Dataset entries:
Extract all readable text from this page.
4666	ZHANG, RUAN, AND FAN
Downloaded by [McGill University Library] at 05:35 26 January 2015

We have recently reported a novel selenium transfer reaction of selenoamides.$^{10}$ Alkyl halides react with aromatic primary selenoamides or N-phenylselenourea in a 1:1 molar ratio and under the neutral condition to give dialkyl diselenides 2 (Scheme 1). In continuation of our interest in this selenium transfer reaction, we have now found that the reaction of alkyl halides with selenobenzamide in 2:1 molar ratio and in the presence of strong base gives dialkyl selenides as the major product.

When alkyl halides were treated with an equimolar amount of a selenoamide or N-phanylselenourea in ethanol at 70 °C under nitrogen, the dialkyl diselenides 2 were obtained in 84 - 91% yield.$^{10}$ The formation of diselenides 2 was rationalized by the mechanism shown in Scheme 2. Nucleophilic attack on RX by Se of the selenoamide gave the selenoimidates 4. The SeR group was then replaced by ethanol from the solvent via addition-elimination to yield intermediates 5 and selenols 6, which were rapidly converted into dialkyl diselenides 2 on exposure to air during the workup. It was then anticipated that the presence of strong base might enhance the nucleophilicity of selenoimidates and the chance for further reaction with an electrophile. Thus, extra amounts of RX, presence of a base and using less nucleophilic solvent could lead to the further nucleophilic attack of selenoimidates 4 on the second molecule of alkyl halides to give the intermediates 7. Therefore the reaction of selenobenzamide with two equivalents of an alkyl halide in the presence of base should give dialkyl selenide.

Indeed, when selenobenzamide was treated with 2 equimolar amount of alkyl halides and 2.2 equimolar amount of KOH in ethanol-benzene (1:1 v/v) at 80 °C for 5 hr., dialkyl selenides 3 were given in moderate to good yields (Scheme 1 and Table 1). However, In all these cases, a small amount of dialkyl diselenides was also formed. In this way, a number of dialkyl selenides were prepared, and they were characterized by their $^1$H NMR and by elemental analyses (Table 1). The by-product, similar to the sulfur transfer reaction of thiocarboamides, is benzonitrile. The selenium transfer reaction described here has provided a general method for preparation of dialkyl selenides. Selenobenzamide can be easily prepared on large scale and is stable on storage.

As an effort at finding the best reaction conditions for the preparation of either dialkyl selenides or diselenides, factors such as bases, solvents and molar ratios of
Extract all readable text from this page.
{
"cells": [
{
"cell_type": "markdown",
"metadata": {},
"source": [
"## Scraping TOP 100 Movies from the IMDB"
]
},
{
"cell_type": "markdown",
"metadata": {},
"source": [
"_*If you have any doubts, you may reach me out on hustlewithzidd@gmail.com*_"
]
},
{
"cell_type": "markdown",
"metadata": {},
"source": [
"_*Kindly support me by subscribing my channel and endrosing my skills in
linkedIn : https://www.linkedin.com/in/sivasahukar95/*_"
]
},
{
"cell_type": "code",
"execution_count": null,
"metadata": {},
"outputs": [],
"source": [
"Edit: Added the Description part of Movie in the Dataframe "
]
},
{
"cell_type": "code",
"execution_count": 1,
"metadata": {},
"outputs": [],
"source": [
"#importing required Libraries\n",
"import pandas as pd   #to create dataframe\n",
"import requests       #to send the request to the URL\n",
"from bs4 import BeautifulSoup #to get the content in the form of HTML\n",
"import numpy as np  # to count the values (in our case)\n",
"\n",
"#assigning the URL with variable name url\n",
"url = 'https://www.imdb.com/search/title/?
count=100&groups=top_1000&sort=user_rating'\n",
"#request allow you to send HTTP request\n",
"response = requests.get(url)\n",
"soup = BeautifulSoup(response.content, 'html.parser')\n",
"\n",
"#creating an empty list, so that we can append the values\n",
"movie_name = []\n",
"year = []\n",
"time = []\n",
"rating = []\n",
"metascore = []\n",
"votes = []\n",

## Exercise requirements
Return every record above exactly as it appears.

## Response below
Extract all readable text from this page.
4666	ZHANG, RUAN, AND FAN
Downloaded by [McGill University Library] at 05:35 26 January 2015

We have recently reported a novel selenium transfer reaction of selenoamides.$^{10}$ Alkyl halides react with aromatic primary selenoamides or N-phenylselenourea in a 1:1 molar ratio and under the neutral condition to give dialkyl diselenides 2 (Scheme 1). In continuation of our interest in this selenium transfer reaction, we have now found that the reaction of alkyl halides with selenobenzamide in 2:1 molar ratio and in the presence of strong base gives dialkyl selenides as the major product.

When alkyl halides were treated with an equimolar amount of a selenoamide or N-phanylselenourea in ethanol at 70 °C under nitrogen, the dialkyl diselenides 2 were obtained in 84 - 91% yield.$^{10}$ The formation of diselenides 2 was rationalized by the mechanism shown in Scheme 2. Nucleophilic attack on RX by Se of the selenoamide gave the selenoimidates 4. The SeR group was then replaced by ethanol from the solvent via addition-elimination to yield intermediates 5 and selenols 6, which were rapidly converted into dialkyl diselenides 2 on exposure to air during the workup. It was then anticipated that the presence of strong base might enhance the nucleophilicity of selenoimidates and the chance for further reaction with an electrophile. Thus, extra amounts of RX, presence of a base and using less nucleophilic solvent could lead to the further nucleophilic attack of selenoimidates 4 on the second molecule of alkyl halides to give the intermediates 7. Therefore the reaction of selenobenzamide with two equivalents of an alkyl halide in the presence of base should give dialkyl selenide.

Indeed, when selenobenzamide was treated with 2 equimolar amount of alkyl halides and 2.2 equimolar amount of KOH in ethanol-benzene (1:1 v/v) at 80 °C for 5 hr., dialkyl selenides 3 were given in moderate to good yields (Scheme 1 and Table 1). However, In all these cases, a small amount of dialkyl diselenides was also formed. In this way, a number of dialkyl selenides were prepared, and they were characterized by their $^1$H NMR and by elemental analyses (Table 1). The by-product, similar to the sulfur transfer reaction of thiocarboamides, is benzonitrile. The selenium transfer reaction described here has provided a general method for preparation of dialkyl selenides. Selenobenzamide can be easily prepared on large scale and is stable on storage.

As an effort at finding the best reaction conditions for the preparation of either dialkyl selenides or diselenides, factors such as bases, solvents and molar ratios of
Extract all readable text from this page.
{
"cells": [
{
"cell_type": "markdown",
"metadata": {},
"source": [
"## Scraping TOP 100 Movies from the IMDB"
]
},
{
"cell_type": "markdown",
"metadata": {},
"source": [
"_*If you have any doubts, you may reach me out on hustlewithzidd@gmail.com*_"
]
},
{
"cell_type": "markdown",
"metadata": {},
"source": [
"_*Kindly support me by subscribing my channel and endrosing my skills in
linkedIn : https://www.linkedin.com/in/sivasahukar95/*_"
]
},
{
"cell_type": "code",
"execution_count": null,
"metadata": {},
"outputs": [],
"source": [
"Edit: Added the Description part of Movie in the Dataframe "
]
},
{
"cell_type": "code",
"execution_count": 1,
"metadata": {},
"outputs": [],
"source": [
"#importing required Libraries\n",
"import pandas as pd   #to create dataframe\n",
"import requests       #to send the request to the URL\n",
"from bs4 import BeautifulSoup #to get the content in the form of HTML\n",
"import numpy as np  # to count the values (in our case)\n",
"\n",
"#assigning the URL with variable name url\n",
"url = 'https://www.imdb.com/search/title/?
count=100&groups=top_1000&sort=user_rating'\n",
"#request allow you to send HTTP request\n",
"response = requests.get(url)\n",
"soup = BeautifulSoup(response.content, 'html.parser')\n",
"\n",
"#creating an empty list, so that we can append the values\n",
"movie_name = []\n",
"year = []\n",
"time = []\n",
"rating = []\n",
"metascore = []\n",
"votes = []\n",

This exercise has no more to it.